— What is asked —
Look through the data below and report how many lines include "DEFAULT". Only the number should be given.

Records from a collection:
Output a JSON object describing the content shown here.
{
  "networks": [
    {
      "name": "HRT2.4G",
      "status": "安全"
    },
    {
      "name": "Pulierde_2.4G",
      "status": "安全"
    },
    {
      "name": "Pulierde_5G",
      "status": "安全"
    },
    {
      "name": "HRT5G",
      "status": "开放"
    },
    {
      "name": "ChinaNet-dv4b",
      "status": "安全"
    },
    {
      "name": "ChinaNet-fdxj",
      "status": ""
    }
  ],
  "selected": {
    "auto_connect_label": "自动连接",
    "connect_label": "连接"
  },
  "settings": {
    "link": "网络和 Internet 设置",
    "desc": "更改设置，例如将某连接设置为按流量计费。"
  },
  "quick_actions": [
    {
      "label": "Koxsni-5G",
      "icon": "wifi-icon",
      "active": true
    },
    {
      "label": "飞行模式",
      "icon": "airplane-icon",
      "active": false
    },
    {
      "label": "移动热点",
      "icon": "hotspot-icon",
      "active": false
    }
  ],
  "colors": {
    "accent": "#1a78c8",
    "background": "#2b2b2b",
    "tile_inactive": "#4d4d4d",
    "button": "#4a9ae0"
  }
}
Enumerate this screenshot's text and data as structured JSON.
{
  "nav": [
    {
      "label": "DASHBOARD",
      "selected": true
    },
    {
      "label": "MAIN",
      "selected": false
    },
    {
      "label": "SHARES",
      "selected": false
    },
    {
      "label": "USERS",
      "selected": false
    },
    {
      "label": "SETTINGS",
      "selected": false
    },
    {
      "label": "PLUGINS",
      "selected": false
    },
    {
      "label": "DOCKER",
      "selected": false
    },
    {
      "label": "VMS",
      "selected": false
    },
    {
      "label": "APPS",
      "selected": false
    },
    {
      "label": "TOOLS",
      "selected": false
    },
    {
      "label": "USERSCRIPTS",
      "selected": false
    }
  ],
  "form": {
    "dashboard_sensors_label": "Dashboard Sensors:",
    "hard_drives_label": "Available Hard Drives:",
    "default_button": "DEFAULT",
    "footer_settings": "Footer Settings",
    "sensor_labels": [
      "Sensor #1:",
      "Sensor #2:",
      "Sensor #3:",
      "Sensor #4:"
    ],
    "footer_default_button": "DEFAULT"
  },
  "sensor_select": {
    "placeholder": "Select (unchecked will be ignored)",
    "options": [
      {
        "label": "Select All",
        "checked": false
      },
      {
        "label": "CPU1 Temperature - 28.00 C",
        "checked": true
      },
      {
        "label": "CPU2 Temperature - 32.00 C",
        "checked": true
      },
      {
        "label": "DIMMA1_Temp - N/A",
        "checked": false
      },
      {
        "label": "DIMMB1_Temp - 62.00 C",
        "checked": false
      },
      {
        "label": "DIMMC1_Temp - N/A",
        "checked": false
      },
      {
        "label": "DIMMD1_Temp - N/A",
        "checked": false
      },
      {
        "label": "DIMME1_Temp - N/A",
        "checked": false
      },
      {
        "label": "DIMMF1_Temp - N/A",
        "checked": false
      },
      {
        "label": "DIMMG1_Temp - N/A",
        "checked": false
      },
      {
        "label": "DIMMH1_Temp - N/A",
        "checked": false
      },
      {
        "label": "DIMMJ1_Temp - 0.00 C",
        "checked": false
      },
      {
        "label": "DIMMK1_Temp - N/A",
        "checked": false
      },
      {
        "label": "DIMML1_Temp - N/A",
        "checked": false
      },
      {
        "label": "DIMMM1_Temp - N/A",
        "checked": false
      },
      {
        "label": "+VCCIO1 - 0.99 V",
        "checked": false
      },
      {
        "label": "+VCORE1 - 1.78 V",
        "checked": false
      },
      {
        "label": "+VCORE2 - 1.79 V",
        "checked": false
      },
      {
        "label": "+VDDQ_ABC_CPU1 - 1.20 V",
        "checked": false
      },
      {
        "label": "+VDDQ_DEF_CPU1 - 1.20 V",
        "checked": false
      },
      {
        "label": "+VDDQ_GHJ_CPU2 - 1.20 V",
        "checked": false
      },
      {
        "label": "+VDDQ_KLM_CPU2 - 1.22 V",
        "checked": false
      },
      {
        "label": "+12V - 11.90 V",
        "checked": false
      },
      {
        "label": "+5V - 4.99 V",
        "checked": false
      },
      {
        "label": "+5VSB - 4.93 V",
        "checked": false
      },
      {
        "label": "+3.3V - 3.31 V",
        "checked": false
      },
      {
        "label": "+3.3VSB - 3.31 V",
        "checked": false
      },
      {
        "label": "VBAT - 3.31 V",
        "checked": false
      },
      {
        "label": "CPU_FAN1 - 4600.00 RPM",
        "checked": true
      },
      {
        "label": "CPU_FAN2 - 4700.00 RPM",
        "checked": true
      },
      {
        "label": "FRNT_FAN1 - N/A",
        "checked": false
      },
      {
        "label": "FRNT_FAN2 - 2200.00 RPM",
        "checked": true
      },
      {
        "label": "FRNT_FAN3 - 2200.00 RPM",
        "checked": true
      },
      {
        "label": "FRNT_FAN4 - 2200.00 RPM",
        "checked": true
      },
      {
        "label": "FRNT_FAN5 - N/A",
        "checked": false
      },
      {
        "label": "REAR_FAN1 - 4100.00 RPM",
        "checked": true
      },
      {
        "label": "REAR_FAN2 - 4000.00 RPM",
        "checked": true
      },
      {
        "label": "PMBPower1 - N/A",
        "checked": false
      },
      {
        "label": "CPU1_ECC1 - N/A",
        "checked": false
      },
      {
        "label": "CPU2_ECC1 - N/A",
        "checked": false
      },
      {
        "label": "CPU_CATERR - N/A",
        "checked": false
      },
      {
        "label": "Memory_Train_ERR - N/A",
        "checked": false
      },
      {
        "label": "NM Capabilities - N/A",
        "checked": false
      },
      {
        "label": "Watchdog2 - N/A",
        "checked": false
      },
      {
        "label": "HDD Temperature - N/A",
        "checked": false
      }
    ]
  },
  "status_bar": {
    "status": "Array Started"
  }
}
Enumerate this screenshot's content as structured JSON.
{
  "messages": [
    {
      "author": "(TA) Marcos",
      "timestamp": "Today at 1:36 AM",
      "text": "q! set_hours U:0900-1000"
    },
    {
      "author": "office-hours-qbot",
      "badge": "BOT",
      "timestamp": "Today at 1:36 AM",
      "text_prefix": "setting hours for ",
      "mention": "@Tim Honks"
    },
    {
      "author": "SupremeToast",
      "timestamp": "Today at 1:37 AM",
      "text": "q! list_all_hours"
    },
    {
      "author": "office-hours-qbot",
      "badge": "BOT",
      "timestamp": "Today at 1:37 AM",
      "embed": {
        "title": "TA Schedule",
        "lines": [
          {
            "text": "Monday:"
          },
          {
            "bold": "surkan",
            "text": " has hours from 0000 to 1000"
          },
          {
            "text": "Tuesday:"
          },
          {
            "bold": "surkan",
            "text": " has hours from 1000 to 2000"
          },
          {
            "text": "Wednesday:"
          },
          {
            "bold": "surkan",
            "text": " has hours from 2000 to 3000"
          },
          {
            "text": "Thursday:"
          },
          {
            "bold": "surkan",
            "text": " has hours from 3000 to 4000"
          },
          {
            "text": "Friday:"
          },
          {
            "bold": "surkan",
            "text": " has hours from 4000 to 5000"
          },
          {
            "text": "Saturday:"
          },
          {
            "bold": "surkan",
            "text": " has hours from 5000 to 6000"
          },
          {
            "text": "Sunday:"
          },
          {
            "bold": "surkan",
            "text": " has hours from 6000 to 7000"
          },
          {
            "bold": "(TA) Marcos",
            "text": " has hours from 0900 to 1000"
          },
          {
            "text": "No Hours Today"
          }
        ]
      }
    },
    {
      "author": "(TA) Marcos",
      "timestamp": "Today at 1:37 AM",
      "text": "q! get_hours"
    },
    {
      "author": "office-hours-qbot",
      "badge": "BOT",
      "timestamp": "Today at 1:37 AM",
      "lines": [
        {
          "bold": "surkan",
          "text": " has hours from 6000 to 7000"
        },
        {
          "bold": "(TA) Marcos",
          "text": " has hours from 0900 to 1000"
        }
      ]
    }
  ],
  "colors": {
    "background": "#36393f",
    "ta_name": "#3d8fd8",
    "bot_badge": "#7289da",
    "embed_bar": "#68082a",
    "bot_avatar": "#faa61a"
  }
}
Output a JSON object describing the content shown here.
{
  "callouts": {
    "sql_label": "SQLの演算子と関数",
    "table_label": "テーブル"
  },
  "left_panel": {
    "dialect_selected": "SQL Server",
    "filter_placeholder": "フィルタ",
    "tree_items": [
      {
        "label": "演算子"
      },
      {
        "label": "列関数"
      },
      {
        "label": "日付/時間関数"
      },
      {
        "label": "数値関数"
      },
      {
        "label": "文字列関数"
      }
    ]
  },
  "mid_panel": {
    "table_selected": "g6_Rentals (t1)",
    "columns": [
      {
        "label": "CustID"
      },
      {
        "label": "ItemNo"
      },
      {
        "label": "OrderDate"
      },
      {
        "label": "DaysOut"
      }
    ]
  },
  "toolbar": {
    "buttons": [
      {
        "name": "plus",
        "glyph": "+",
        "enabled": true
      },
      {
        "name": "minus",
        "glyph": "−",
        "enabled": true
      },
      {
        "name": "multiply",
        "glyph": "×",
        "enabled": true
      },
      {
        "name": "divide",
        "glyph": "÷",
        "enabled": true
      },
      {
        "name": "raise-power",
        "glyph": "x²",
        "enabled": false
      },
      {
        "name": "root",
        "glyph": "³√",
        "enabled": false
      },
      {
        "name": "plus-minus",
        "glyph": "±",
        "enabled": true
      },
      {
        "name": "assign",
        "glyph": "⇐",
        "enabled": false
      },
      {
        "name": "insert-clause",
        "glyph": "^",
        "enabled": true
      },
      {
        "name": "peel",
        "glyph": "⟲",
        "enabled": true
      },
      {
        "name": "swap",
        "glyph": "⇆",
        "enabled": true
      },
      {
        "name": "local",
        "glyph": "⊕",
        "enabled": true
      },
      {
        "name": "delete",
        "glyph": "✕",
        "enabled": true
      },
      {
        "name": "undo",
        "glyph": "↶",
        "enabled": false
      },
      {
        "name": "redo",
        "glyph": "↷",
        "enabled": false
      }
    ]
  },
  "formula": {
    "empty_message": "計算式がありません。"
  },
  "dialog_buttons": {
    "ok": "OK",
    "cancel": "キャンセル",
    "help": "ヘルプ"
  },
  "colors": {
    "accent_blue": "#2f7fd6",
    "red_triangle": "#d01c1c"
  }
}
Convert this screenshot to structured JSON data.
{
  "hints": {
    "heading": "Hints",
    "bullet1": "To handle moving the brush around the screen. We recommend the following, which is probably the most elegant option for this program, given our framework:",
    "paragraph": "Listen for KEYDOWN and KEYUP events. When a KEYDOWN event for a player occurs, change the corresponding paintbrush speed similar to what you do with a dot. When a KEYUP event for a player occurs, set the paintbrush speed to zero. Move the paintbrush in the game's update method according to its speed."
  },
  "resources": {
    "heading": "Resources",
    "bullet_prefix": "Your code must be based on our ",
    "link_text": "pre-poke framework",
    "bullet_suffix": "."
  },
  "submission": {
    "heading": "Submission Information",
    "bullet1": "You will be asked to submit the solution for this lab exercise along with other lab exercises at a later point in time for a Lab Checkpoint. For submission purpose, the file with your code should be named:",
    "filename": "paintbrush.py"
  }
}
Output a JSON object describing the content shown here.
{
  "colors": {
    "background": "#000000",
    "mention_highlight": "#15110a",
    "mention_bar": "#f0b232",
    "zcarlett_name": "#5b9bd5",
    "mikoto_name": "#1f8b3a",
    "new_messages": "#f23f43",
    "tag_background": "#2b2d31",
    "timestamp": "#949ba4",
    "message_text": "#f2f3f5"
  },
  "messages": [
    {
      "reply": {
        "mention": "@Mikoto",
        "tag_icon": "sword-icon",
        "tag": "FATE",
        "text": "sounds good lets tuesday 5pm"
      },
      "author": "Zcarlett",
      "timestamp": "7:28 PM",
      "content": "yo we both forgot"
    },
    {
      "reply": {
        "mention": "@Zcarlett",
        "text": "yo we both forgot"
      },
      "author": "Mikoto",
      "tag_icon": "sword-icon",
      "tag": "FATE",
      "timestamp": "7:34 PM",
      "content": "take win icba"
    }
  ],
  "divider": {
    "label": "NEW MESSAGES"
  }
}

— Task result —
2